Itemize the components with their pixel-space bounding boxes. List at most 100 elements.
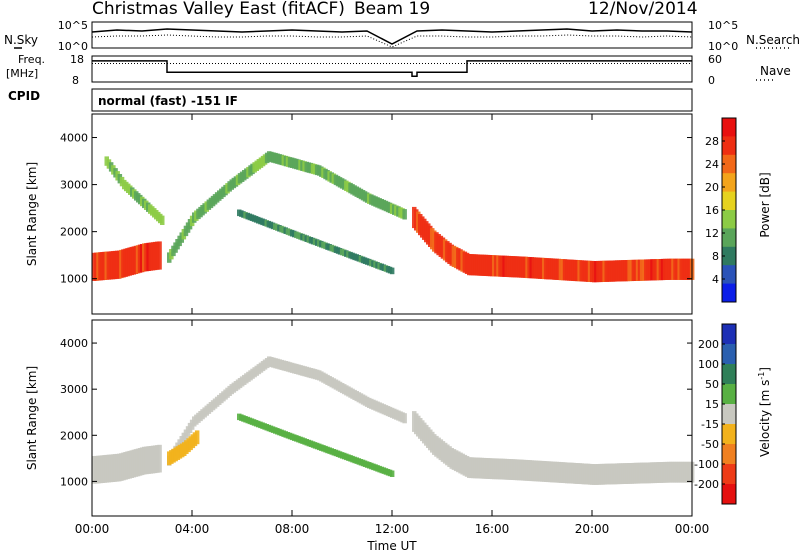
freq-line bbox=[92, 60, 692, 77]
nave-ytick-bottom: 0 bbox=[708, 74, 715, 87]
colorbar-frame bbox=[721, 323, 737, 505]
noise-y2tick-top: 10^5 bbox=[708, 19, 738, 32]
time-axis-label: Time UT bbox=[366, 539, 417, 553]
freq-frame bbox=[91, 55, 693, 83]
nave-label: Nave bbox=[760, 64, 791, 78]
xtick-label: 08:00 bbox=[275, 522, 310, 536]
time-axis: 00:00 04:00 08:00 12:00 16:00 20:00 00:00 bbox=[75, 114, 710, 536]
colorbar-cell bbox=[722, 136, 736, 156]
scatter-band-1-cell bbox=[402, 413, 407, 424]
colorbar-cell bbox=[722, 118, 736, 137]
scatter-band-2-cell bbox=[389, 470, 395, 477]
colorbar-cell bbox=[722, 154, 736, 174]
colorbar-tick-label: 8 bbox=[712, 250, 719, 263]
station-title: Christmas Valley East (fitACF) bbox=[92, 0, 345, 19]
freq-panel: Freq. [MHz] Nave 18 8 60 0 bbox=[6, 53, 791, 87]
date-label: 12/Nov/2014 bbox=[588, 0, 698, 19]
ytick-label: 3000 bbox=[60, 179, 88, 192]
colorbar-tick-label: 4 bbox=[712, 273, 719, 286]
colorbar-tick-label: 24 bbox=[705, 158, 719, 171]
colorbar-tick-label: 20 bbox=[705, 181, 719, 194]
colorbar-cell bbox=[722, 404, 736, 425]
scatter-band-2-cell bbox=[389, 267, 395, 275]
colorbar-cell bbox=[722, 283, 736, 303]
unit-close: ] bbox=[758, 367, 772, 372]
beam-label: Beam 19 bbox=[354, 0, 430, 19]
colorbar-cell bbox=[722, 484, 736, 505]
freq-unit-label: [MHz] bbox=[6, 67, 38, 80]
xtick-label: 16:00 bbox=[475, 522, 510, 536]
colorbar-tick-label: 200 bbox=[698, 338, 719, 351]
cpid-value: normal (fast) -151 IF bbox=[98, 94, 238, 108]
noise-ytick-bottom: 10^0 bbox=[58, 40, 88, 53]
ytick-label: 3000 bbox=[60, 383, 88, 396]
colorbar-cell bbox=[722, 210, 736, 229]
colorbar-tick-label: -200 bbox=[694, 478, 719, 491]
power-colorbar: 4 8 12 16 20 24 28 bbox=[705, 117, 737, 303]
ytick-label: 2000 bbox=[60, 429, 88, 442]
noise-panel: N.Sky N.Search 10^5 10^0 10^5 10^0 bbox=[4, 19, 800, 53]
colorbar-tick-label: 28 bbox=[705, 135, 719, 148]
xtick-label: 12:00 bbox=[375, 522, 410, 536]
cpid-frame bbox=[91, 88, 693, 112]
colorbar-cell bbox=[722, 228, 736, 248]
ytick-label: 4000 bbox=[60, 132, 88, 145]
nsearch-line bbox=[91, 34, 693, 48]
xtick-label: 04:00 bbox=[175, 522, 210, 536]
colorbar-tick-label: 100 bbox=[698, 358, 719, 371]
colorbar-cell bbox=[722, 191, 736, 211]
colorbar-cell bbox=[722, 265, 736, 285]
colorbar-tick-label: 50 bbox=[705, 378, 719, 391]
unit-exponent: -1 bbox=[757, 372, 766, 380]
velocity-panel: Slant Range [km] 1000 2000 3000 4000 200 100… bbox=[25, 319, 772, 517]
colorbar-cell bbox=[722, 344, 736, 365]
colorbar-cell bbox=[722, 246, 736, 266]
xtick-label: 00:00 bbox=[675, 522, 710, 536]
xtick-label: 20:00 bbox=[575, 522, 610, 536]
noise-ytick-top: 10^5 bbox=[58, 19, 88, 32]
colorbar-cell bbox=[722, 173, 736, 193]
scatter-band-1-cell bbox=[402, 209, 407, 220]
ytick-label: 1000 bbox=[60, 273, 88, 286]
colorbar-tick-label: -15 bbox=[701, 418, 719, 431]
scatter-band-4-cell bbox=[160, 215, 165, 225]
scatter-band-0-cell bbox=[157, 241, 162, 270]
velocity-ylabel: Slant Range [km] bbox=[25, 366, 39, 470]
nsky-line bbox=[91, 28, 693, 45]
power-colorbar-title: Power [dB] bbox=[758, 172, 772, 237]
velocity-colorbar-title: Velocity [m s-1] bbox=[757, 367, 772, 457]
colorbar-cell bbox=[722, 384, 736, 405]
xtick-label: 00:00 bbox=[75, 522, 110, 536]
colorbar-cell bbox=[722, 324, 736, 345]
velocity-yticks: 1000 2000 3000 4000 bbox=[60, 337, 692, 488]
power-panel: Slant Range [km] 1000 2000 3000 4000 4 8 12 16… bbox=[25, 113, 772, 315]
ytick-label: 2000 bbox=[60, 226, 88, 239]
power-yticks: 1000 2000 3000 4000 bbox=[60, 132, 692, 286]
noise-y2tick-bottom: 10^0 bbox=[708, 40, 738, 53]
velocity-data bbox=[92, 356, 695, 485]
colorbar-cell bbox=[722, 464, 736, 485]
colorbar-tick-label: -100 bbox=[694, 458, 719, 471]
power-ylabel: Slant Range [km] bbox=[25, 162, 39, 266]
nsky-label: N.Sky bbox=[4, 33, 38, 47]
noise-frame bbox=[91, 21, 693, 49]
nave-ytick-top: 60 bbox=[708, 53, 722, 66]
freq-label: Freq. bbox=[18, 53, 45, 66]
cpid-label: CPID bbox=[8, 89, 40, 103]
colorbar-cell bbox=[722, 364, 736, 385]
freq-ytick-top: 18 bbox=[70, 53, 84, 66]
scatter-band-4-cell bbox=[194, 430, 200, 445]
ytick-label: 4000 bbox=[60, 337, 88, 350]
colorbar-tick-label: 12 bbox=[705, 227, 719, 240]
colorbar-tick-label: 15 bbox=[705, 398, 719, 411]
nsearch-label: N.Search bbox=[746, 33, 800, 47]
ytick-label: 1000 bbox=[60, 475, 88, 488]
colorbar-cell bbox=[722, 444, 736, 465]
velocity-colorbar: 200 100 50 15 -15 -50 -100 -200 bbox=[694, 323, 737, 505]
power-data bbox=[92, 151, 695, 283]
colorbar-tick-label: -50 bbox=[701, 438, 719, 451]
freq-ytick-bottom: 8 bbox=[72, 74, 79, 87]
colorbar-tick-label: 16 bbox=[705, 204, 719, 217]
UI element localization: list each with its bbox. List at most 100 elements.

--- PROBLEM REQUIREMENTS ---
Pull every line of the material above into your answer, word for word, and leave out the picture.

--- SOLUTION ---
Itemize the components with their pixel-space bounding boxes. List at most 100 elements.
freq-line bbox=[92, 60, 692, 77]
nave-ytick-bottom: 0 bbox=[708, 74, 715, 87]
colorbar-frame bbox=[721, 323, 737, 505]
noise-y2tick-top: 10^5 bbox=[708, 19, 738, 32]
time-axis-label: Time UT bbox=[366, 539, 417, 553]
freq-frame bbox=[91, 55, 693, 83]
nave-label: Nave bbox=[760, 64, 791, 78]
xtick-label: 08:00 bbox=[275, 522, 310, 536]
time-axis: 00:00 04:00 08:00 12:00 16:00 20:00 00:00 bbox=[75, 114, 710, 536]
colorbar-cell bbox=[722, 136, 736, 156]
scatter-band-1-cell bbox=[402, 413, 407, 424]
colorbar-cell bbox=[722, 118, 736, 137]
scatter-band-2-cell bbox=[389, 470, 395, 477]
colorbar-cell bbox=[722, 154, 736, 174]
colorbar-tick-label: 8 bbox=[712, 250, 719, 263]
station-title: Christmas Valley East (fitACF) bbox=[92, 0, 345, 19]
freq-panel: Freq. [MHz] Nave 18 8 60 0 bbox=[6, 53, 791, 87]
date-label: 12/Nov/2014 bbox=[588, 0, 698, 19]
ytick-label: 3000 bbox=[60, 179, 88, 192]
colorbar-tick-label: 4 bbox=[712, 273, 719, 286]
colorbar-tick-label: 24 bbox=[705, 158, 719, 171]
colorbar-tick-label: 20 bbox=[705, 181, 719, 194]
colorbar-cell bbox=[722, 404, 736, 425]
scatter-band-2-cell bbox=[389, 267, 395, 275]
colorbar-cell bbox=[722, 283, 736, 303]
unit-close: ] bbox=[758, 367, 772, 372]
beam-label: Beam 19 bbox=[354, 0, 430, 19]
colorbar-cell bbox=[722, 484, 736, 505]
freq-unit-label: [MHz] bbox=[6, 67, 38, 80]
xtick-label: 16:00 bbox=[475, 522, 510, 536]
colorbar-tick-label: 200 bbox=[698, 338, 719, 351]
cpid-value: normal (fast) -151 IF bbox=[98, 94, 238, 108]
noise-ytick-bottom: 10^0 bbox=[58, 40, 88, 53]
ytick-label: 3000 bbox=[60, 383, 88, 396]
colorbar-cell bbox=[722, 210, 736, 229]
colorbar-tick-label: -200 bbox=[694, 478, 719, 491]
power-colorbar: 4 8 12 16 20 24 28 bbox=[705, 117, 737, 303]
ytick-label: 2000 bbox=[60, 429, 88, 442]
noise-panel: N.Sky N.Search 10^5 10^0 10^5 10^0 bbox=[4, 19, 800, 53]
colorbar-tick-label: 28 bbox=[705, 135, 719, 148]
xtick-label: 12:00 bbox=[375, 522, 410, 536]
cpid-frame bbox=[91, 88, 693, 112]
colorbar-cell bbox=[722, 228, 736, 248]
ytick-label: 4000 bbox=[60, 132, 88, 145]
nsearch-line bbox=[91, 34, 693, 48]
xtick-label: 04:00 bbox=[175, 522, 210, 536]
colorbar-tick-label: 100 bbox=[698, 358, 719, 371]
colorbar-cell bbox=[722, 191, 736, 211]
colorbar-cell bbox=[722, 265, 736, 285]
colorbar-tick-label: 50 bbox=[705, 378, 719, 391]
unit-exponent: -1 bbox=[757, 372, 766, 380]
velocity-panel: Slant Range [km] 1000 2000 3000 4000 200 100… bbox=[25, 319, 772, 517]
colorbar-cell bbox=[722, 344, 736, 365]
colorbar-cell bbox=[722, 246, 736, 266]
xtick-label: 00:00 bbox=[675, 522, 710, 536]
xtick-label: 20:00 bbox=[575, 522, 610, 536]
noise-ytick-top: 10^5 bbox=[58, 19, 88, 32]
colorbar-cell bbox=[722, 173, 736, 193]
scatter-band-1-cell bbox=[402, 209, 407, 220]
ytick-label: 1000 bbox=[60, 273, 88, 286]
colorbar-tick-label: -15 bbox=[701, 418, 719, 431]
scatter-band-4-cell bbox=[160, 215, 165, 225]
scatter-band-0-cell bbox=[157, 241, 162, 270]
velocity-ylabel: Slant Range [km] bbox=[25, 366, 39, 470]
nsky-line bbox=[91, 28, 693, 45]
power-colorbar-title: Power [dB] bbox=[758, 172, 772, 237]
velocity-colorbar-title: Velocity [m s-1] bbox=[757, 367, 772, 457]
colorbar-cell bbox=[722, 384, 736, 405]
xtick-label: 00:00 bbox=[75, 522, 110, 536]
colorbar-cell bbox=[722, 324, 736, 345]
velocity-yticks: 1000 2000 3000 4000 bbox=[60, 337, 692, 488]
power-panel: Slant Range [km] 1000 2000 3000 4000 4 8 12 16… bbox=[25, 113, 772, 315]
ytick-label: 2000 bbox=[60, 226, 88, 239]
power-yticks: 1000 2000 3000 4000 bbox=[60, 132, 692, 286]
noise-y2tick-bottom: 10^0 bbox=[708, 40, 738, 53]
velocity-data bbox=[92, 356, 695, 485]
colorbar-cell bbox=[722, 464, 736, 485]
colorbar-tick-label: -100 bbox=[694, 458, 719, 471]
power-ylabel: Slant Range [km] bbox=[25, 162, 39, 266]
nsky-label: N.Sky bbox=[4, 33, 38, 47]
noise-frame bbox=[91, 21, 693, 49]
nave-ytick-top: 60 bbox=[708, 53, 722, 66]
freq-label: Freq. bbox=[18, 53, 45, 66]
cpid-label: CPID bbox=[8, 89, 40, 103]
colorbar-cell bbox=[722, 364, 736, 385]
freq-ytick-top: 18 bbox=[70, 53, 84, 66]
scatter-band-4-cell bbox=[194, 430, 200, 445]
ytick-label: 4000 bbox=[60, 337, 88, 350]
colorbar-tick-label: 12 bbox=[705, 227, 719, 240]
colorbar-tick-label: 15 bbox=[705, 398, 719, 411]
nsearch-label: N.Search bbox=[746, 33, 800, 47]
ytick-label: 1000 bbox=[60, 475, 88, 488]
colorbar-cell bbox=[722, 444, 736, 465]
velocity-colorbar: 200 100 50 15 -15 -50 -100 -200 bbox=[694, 323, 737, 505]
power-data bbox=[92, 151, 695, 283]
colorbar-tick-label: -50 bbox=[701, 438, 719, 451]
freq-ytick-bottom: 8 bbox=[72, 74, 79, 87]
colorbar-tick-label: 16 bbox=[705, 204, 719, 217]
UI element localization: list each with its bbox. List at most 100 elements.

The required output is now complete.